● **Written problem**:
Copy out the listing that follows, exact in every word, and skip the images.

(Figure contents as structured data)
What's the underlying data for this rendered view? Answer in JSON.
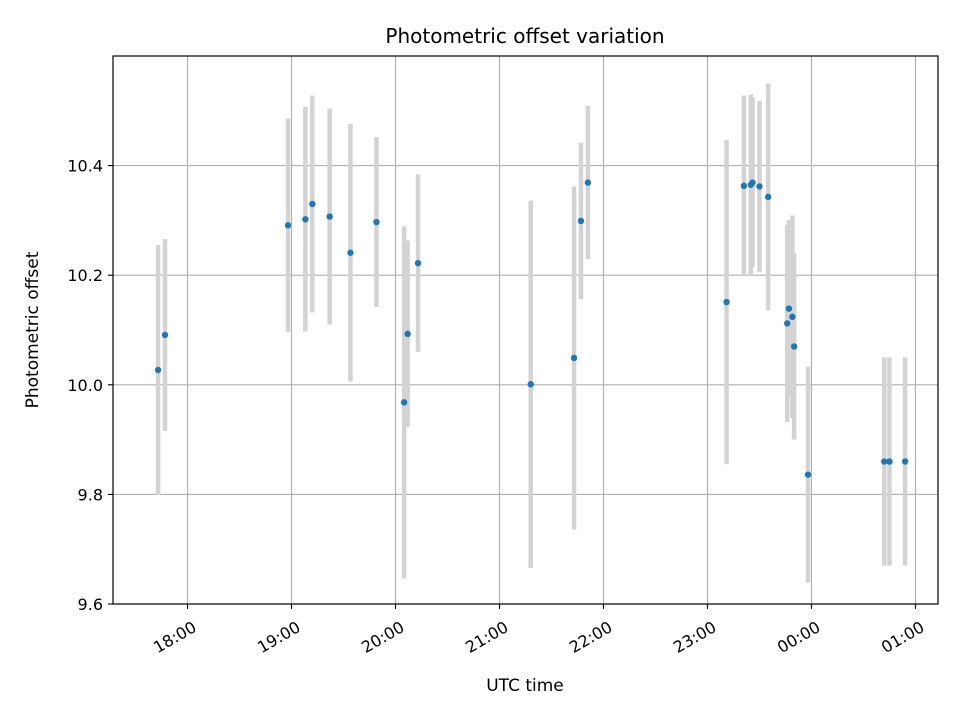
{
  "chart_data": {
    "type": "scatter",
    "title": "Photometric offset variation",
    "xlabel": "UTC time",
    "ylabel": "Photometric offset",
    "x_axis_kind": "time",
    "xlim": [
      "17:17",
      "01:13"
    ],
    "ylim": [
      9.6,
      10.6
    ],
    "x_ticks": [
      "18:00",
      "19:00",
      "20:00",
      "21:00",
      "22:00",
      "23:00",
      "00:00",
      "01:00"
    ],
    "y_ticks": [
      9.6,
      9.8,
      10.0,
      10.2,
      10.4
    ],
    "y_tick_labels": [
      "9.6",
      "9.8",
      "10.0",
      "10.2",
      "10.4"
    ],
    "grid": true,
    "point_color": "#1f77b4",
    "errorbar_color": "#d3d3d3",
    "points": [
      {
        "time": "17:43",
        "y": 10.027,
        "err": 0.228
      },
      {
        "time": "17:47",
        "y": 10.091,
        "err": 0.175
      },
      {
        "time": "18:58",
        "y": 10.291,
        "err": 0.195
      },
      {
        "time": "19:08",
        "y": 10.302,
        "err": 0.205
      },
      {
        "time": "19:12",
        "y": 10.33,
        "err": 0.198
      },
      {
        "time": "19:22",
        "y": 10.307,
        "err": 0.197
      },
      {
        "time": "19:34",
        "y": 10.241,
        "err": 0.235
      },
      {
        "time": "19:49",
        "y": 10.297,
        "err": 0.155
      },
      {
        "time": "20:05",
        "y": 9.968,
        "err": 0.321
      },
      {
        "time": "20:07",
        "y": 10.093,
        "err": 0.17
      },
      {
        "time": "20:13",
        "y": 10.222,
        "err": 0.162
      },
      {
        "time": "21:18",
        "y": 10.001,
        "err": 0.335
      },
      {
        "time": "21:43",
        "y": 10.049,
        "err": 0.313
      },
      {
        "time": "21:47",
        "y": 10.299,
        "err": 0.143
      },
      {
        "time": "21:51",
        "y": 10.369,
        "err": 0.14
      },
      {
        "time": "23:11",
        "y": 10.151,
        "err": 0.296
      },
      {
        "time": "23:21",
        "y": 10.363,
        "err": 0.165
      },
      {
        "time": "23:25",
        "y": 10.365,
        "err": 0.165
      },
      {
        "time": "23:26",
        "y": 10.369,
        "err": 0.155
      },
      {
        "time": "23:30",
        "y": 10.362,
        "err": 0.156
      },
      {
        "time": "23:35",
        "y": 10.343,
        "err": 0.207
      },
      {
        "time": "23:46",
        "y": 10.112,
        "err": 0.18
      },
      {
        "time": "23:47",
        "y": 10.139,
        "err": 0.162
      },
      {
        "time": "23:49",
        "y": 10.124,
        "err": 0.185
      },
      {
        "time": "23:50",
        "y": 10.07,
        "err": 0.17
      },
      {
        "time": "23:58",
        "y": 9.836,
        "err": 0.197
      },
      {
        "time": "00:42",
        "y": 9.86,
        "err": 0.19
      },
      {
        "time": "00:45",
        "y": 9.86,
        "err": 0.19
      },
      {
        "time": "00:54",
        "y": 9.86,
        "err": 0.19
      }
    ]
  }
}
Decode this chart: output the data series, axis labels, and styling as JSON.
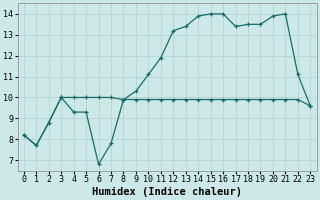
{
  "xlabel": "Humidex (Indice chaleur)",
  "background_color": "#cce8e8",
  "line_color": "#1a6b6b",
  "xlim": [
    -0.5,
    23.5
  ],
  "ylim": [
    6.5,
    14.5
  ],
  "xticks": [
    0,
    1,
    2,
    3,
    4,
    5,
    6,
    7,
    8,
    9,
    10,
    11,
    12,
    13,
    14,
    15,
    16,
    17,
    18,
    19,
    20,
    21,
    22,
    23
  ],
  "yticks": [
    7,
    8,
    9,
    10,
    11,
    12,
    13,
    14
  ],
  "line1_x": [
    0,
    1,
    2,
    3,
    4,
    5,
    6,
    7,
    8,
    9,
    10,
    11,
    12,
    13,
    14,
    15,
    16,
    17,
    18,
    19,
    20,
    21,
    22,
    23
  ],
  "line1_y": [
    8.2,
    7.7,
    8.8,
    10.0,
    9.3,
    9.3,
    6.8,
    7.8,
    9.9,
    10.3,
    11.1,
    11.9,
    13.2,
    13.4,
    13.9,
    14.0,
    14.0,
    13.4,
    13.5,
    13.5,
    13.9,
    14.0,
    11.1,
    9.6
  ],
  "line2_x": [
    0,
    1,
    2,
    3,
    4,
    5,
    6,
    7,
    8,
    9,
    10,
    11,
    12,
    13,
    14,
    15,
    16,
    17,
    18,
    19,
    20,
    21,
    22,
    23
  ],
  "line2_y": [
    8.2,
    7.7,
    8.8,
    10.0,
    10.0,
    10.0,
    10.0,
    10.0,
    9.9,
    9.9,
    9.9,
    9.9,
    9.9,
    9.9,
    9.9,
    9.9,
    9.9,
    9.9,
    9.9,
    9.9,
    9.9,
    9.9,
    9.9,
    9.6
  ],
  "grid_color": "#b8d8d8",
  "tick_fontsize": 6,
  "xlabel_fontsize": 7.5
}
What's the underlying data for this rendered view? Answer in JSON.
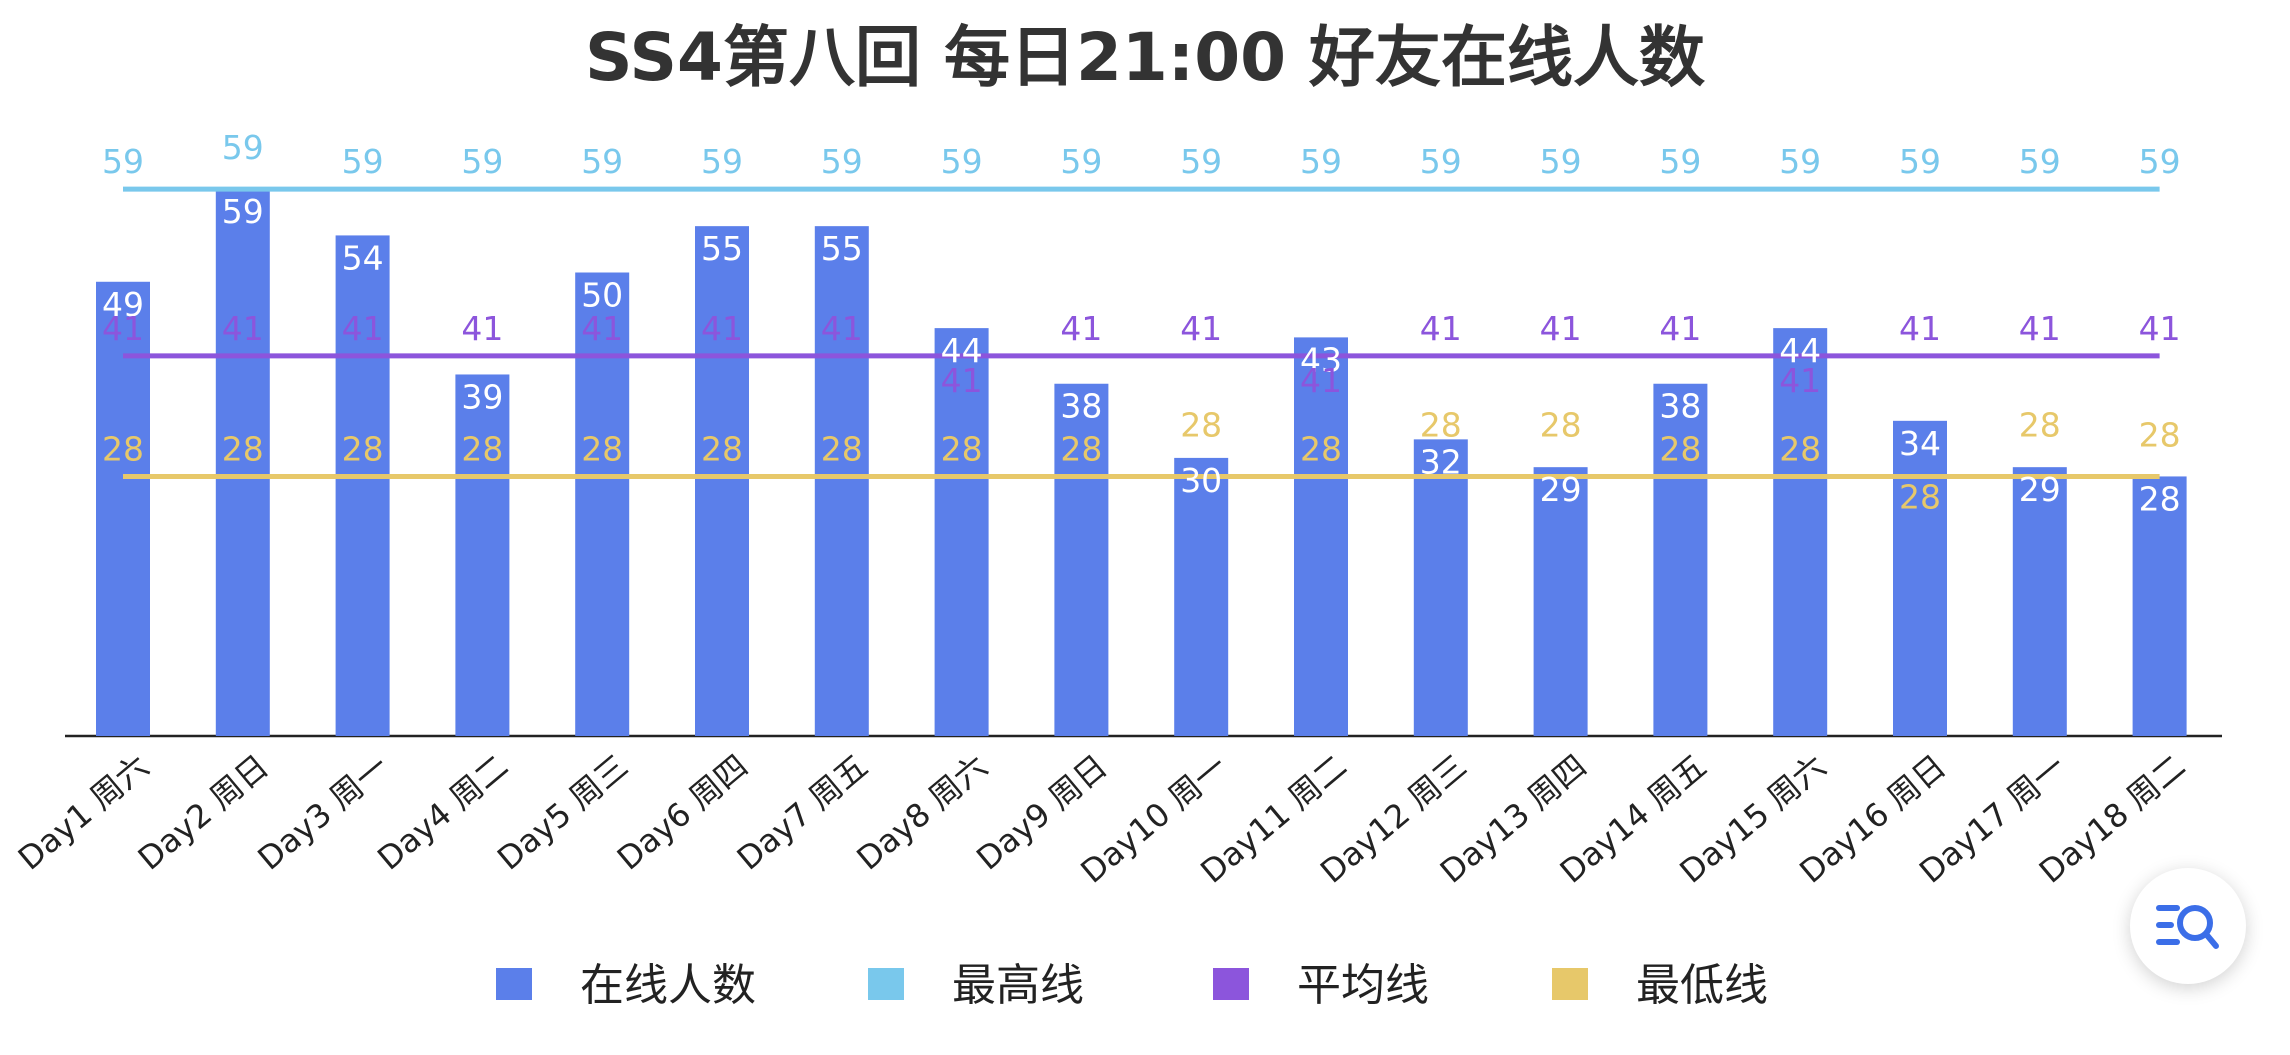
{
  "chart_data": {
    "type": "bar",
    "title": "SS4第八回 每日21:00 好友在线人数",
    "categories": [
      "Day1 周六",
      "Day2 周日",
      "Day3 周一",
      "Day4 周二",
      "Day5 周三",
      "Day6 周四",
      "Day7 周五",
      "Day8 周六",
      "Day9 周日",
      "Day10 周一",
      "Day11 周二",
      "Day12 周三",
      "Day13 周四",
      "Day14 周五",
      "Day15 周六",
      "Day16 周日",
      "Day17 周一",
      "Day18 周二"
    ],
    "ylim": [
      0,
      62
    ],
    "grid": false,
    "legend_position": "bottom",
    "series": [
      {
        "name": "在线人数",
        "type": "bar",
        "color": "#5b7fea",
        "values": [
          49,
          59,
          54,
          39,
          50,
          55,
          55,
          44,
          38,
          30,
          43,
          32,
          29,
          38,
          44,
          34,
          29,
          28
        ]
      },
      {
        "name": "最高线",
        "type": "line",
        "color": "#79c8ec",
        "values": [
          59,
          59,
          59,
          59,
          59,
          59,
          59,
          59,
          59,
          59,
          59,
          59,
          59,
          59,
          59,
          59,
          59,
          59
        ]
      },
      {
        "name": "平均线",
        "type": "line",
        "color": "#8c55dc",
        "values": [
          41,
          41,
          41,
          41,
          41,
          41,
          41,
          41,
          41,
          41,
          41,
          41,
          41,
          41,
          41,
          41,
          41,
          41
        ]
      },
      {
        "name": "最低线",
        "type": "line",
        "color": "#e7c86a",
        "values": [
          28,
          28,
          28,
          28,
          28,
          28,
          28,
          28,
          28,
          28,
          28,
          28,
          28,
          28,
          28,
          28,
          28,
          28
        ]
      }
    ]
  },
  "ui": {
    "fab_icon": "search-list-icon",
    "fab_color": "#3b6ee8"
  }
}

● **Solution below**:
What's the underlying data for this rendered view? Answer in JSON.
{
  "chart_data": {
    "type": "scatter",
    "title": "Photometric offset variation",
    "xlabel": "UTC time",
    "ylabel": "Photometric offset",
    "x_axis_kind": "time",
    "xlim": [
      "17:17",
      "01:13"
    ],
    "ylim": [
      9.6,
      10.6
    ],
    "x_ticks": [
      "18:00",
      "19:00",
      "20:00",
      "21:00",
      "22:00",
      "23:00",
      "00:00",
      "01:00"
    ],
    "y_ticks": [
      9.6,
      9.8,
      10.0,
      10.2,
      10.4
    ],
    "y_tick_labels": [
      "9.6",
      "9.8",
      "10.0",
      "10.2",
      "10.4"
    ],
    "grid": true,
    "point_color": "#1f77b4",
    "errorbar_color": "#d3d3d3",
    "points": [
      {
        "time": "17:43",
        "y": 10.027,
        "err": 0.228
      },
      {
        "time": "17:47",
        "y": 10.091,
        "err": 0.175
      },
      {
        "time": "18:58",
        "y": 10.291,
        "err": 0.195
      },
      {
        "time": "19:08",
        "y": 10.302,
        "err": 0.205
      },
      {
        "time": "19:12",
        "y": 10.33,
        "err": 0.198
      },
      {
        "time": "19:22",
        "y": 10.307,
        "err": 0.197
      },
      {
        "time": "19:34",
        "y": 10.241,
        "err": 0.235
      },
      {
        "time": "19:49",
        "y": 10.297,
        "err": 0.155
      },
      {
        "time": "20:05",
        "y": 9.968,
        "err": 0.321
      },
      {
        "time": "20:07",
        "y": 10.093,
        "err": 0.17
      },
      {
        "time": "20:13",
        "y": 10.222,
        "err": 0.162
      },
      {
        "time": "21:18",
        "y": 10.001,
        "err": 0.335
      },
      {
        "time": "21:43",
        "y": 10.049,
        "err": 0.313
      },
      {
        "time": "21:47",
        "y": 10.299,
        "err": 0.143
      },
      {
        "time": "21:51",
        "y": 10.369,
        "err": 0.14
      },
      {
        "time": "23:11",
        "y": 10.151,
        "err": 0.296
      },
      {
        "time": "23:21",
        "y": 10.363,
        "err": 0.165
      },
      {
        "time": "23:25",
        "y": 10.365,
        "err": 0.165
      },
      {
        "time": "23:26",
        "y": 10.369,
        "err": 0.155
      },
      {
        "time": "23:30",
        "y": 10.362,
        "err": 0.156
      },
      {
        "time": "23:35",
        "y": 10.343,
        "err": 0.207
      },
      {
        "time": "23:46",
        "y": 10.112,
        "err": 0.18
      },
      {
        "time": "23:47",
        "y": 10.139,
        "err": 0.162
      },
      {
        "time": "23:49",
        "y": 10.124,
        "err": 0.185
      },
      {
        "time": "23:50",
        "y": 10.07,
        "err": 0.17
      },
      {
        "time": "23:58",
        "y": 9.836,
        "err": 0.197
      },
      {
        "time": "00:42",
        "y": 9.86,
        "err": 0.19
      },
      {
        "time": "00:45",
        "y": 9.86,
        "err": 0.19
      },
      {
        "time": "00:54",
        "y": 9.86,
        "err": 0.19
      }
    ]
  }
}
Decode this chart: output the data series, axis labels, and styling as JSON.
{
  "xlabel": "Humidex (Indice chaleur)",
  "background_color": "#cce8e8",
  "line_color": "#1a6b6b",
  "xlim": [
    -0.5,
    23.5
  ],
  "ylim": [
    6.5,
    14.5
  ],
  "xticks": [
    0,
    1,
    2,
    3,
    4,
    5,
    6,
    7,
    8,
    9,
    10,
    11,
    12,
    13,
    14,
    15,
    16,
    17,
    18,
    19,
    20,
    21,
    22,
    23
  ],
  "yticks": [
    7,
    8,
    9,
    10,
    11,
    12,
    13,
    14
  ],
  "line1_x": [
    0,
    1,
    2,
    3,
    4,
    5,
    6,
    7,
    8,
    9,
    10,
    11,
    12,
    13,
    14,
    15,
    16,
    17,
    18,
    19,
    20,
    21,
    22,
    23
  ],
  "line1_y": [
    8.2,
    7.7,
    8.8,
    10.0,
    9.3,
    9.3,
    6.8,
    7.8,
    9.9,
    10.3,
    11.1,
    11.9,
    13.2,
    13.4,
    13.9,
    14.0,
    14.0,
    13.4,
    13.5,
    13.5,
    13.9,
    14.0,
    11.1,
    9.6
  ],
  "line2_x": [
    0,
    1,
    2,
    3,
    4,
    5,
    6,
    7,
    8,
    9,
    10,
    11,
    12,
    13,
    14,
    15,
    16,
    17,
    18,
    19,
    20,
    21,
    22,
    23
  ],
  "line2_y": [
    8.2,
    7.7,
    8.8,
    10.0,
    10.0,
    10.0,
    10.0,
    10.0,
    9.9,
    9.9,
    9.9,
    9.9,
    9.9,
    9.9,
    9.9,
    9.9,
    9.9,
    9.9,
    9.9,
    9.9,
    9.9,
    9.9,
    9.9,
    9.6
  ],
  "grid_color": "#b8d8d8",
  "tick_fontsize": 6,
  "xlabel_fontsize": 7.5
}
What's the underlying data for this rendered view? Answer in JSON.
{
  "chart_data": {
    "type": "bar",
    "title": "SS4第八回 每日21:00 好友在线人数",
    "categories": [
      "Day1 周六",
      "Day2 周日",
      "Day3 周一",
      "Day4 周二",
      "Day5 周三",
      "Day6 周四",
      "Day7 周五",
      "Day8 周六",
      "Day9 周日",
      "Day10 周一",
      "Day11 周二",
      "Day12 周三",
      "Day13 周四",
      "Day14 周五",
      "Day15 周六",
      "Day16 周日",
      "Day17 周一",
      "Day18 周二"
    ],
    "ylim": [
      0,
      62
    ],
    "grid": false,
    "legend_position": "bottom",
    "series": [
      {
        "name": "在线人数",
        "type": "bar",
        "color": "#5b7fea",
        "values": [
          49,
          59,
          54,
          39,
          50,
          55,
          55,
          44,
          38,
          30,
          43,
          32,
          29,
          38,
          44,
          34,
          29,
          28
        ]
      },
      {
        "name": "最高线",
        "type": "line",
        "color": "#79c8ec",
        "values": [
          59,
          59,
          59,
          59,
          59,
          59,
          59,
          59,
          59,
          59,
          59,
          59,
          59,
          59,
          59,
          59,
          59,
          59
        ]
      },
      {
        "name": "平均线",
        "type": "line",
        "color": "#8c55dc",
        "values": [
          41,
          41,
          41,
          41,
          41,
          41,
          41,
          41,
          41,
          41,
          41,
          41,
          41,
          41,
          41,
          41,
          41,
          41
        ]
      },
      {
        "name": "最低线",
        "type": "line",
        "color": "#e7c86a",
        "values": [
          28,
          28,
          28,
          28,
          28,
          28,
          28,
          28,
          28,
          28,
          28,
          28,
          28,
          28,
          28,
          28,
          28,
          28
        ]
      }
    ]
  },
  "ui": {
    "fab_icon": "search-list-icon",
    "fab_color": "#3b6ee8"
  }
}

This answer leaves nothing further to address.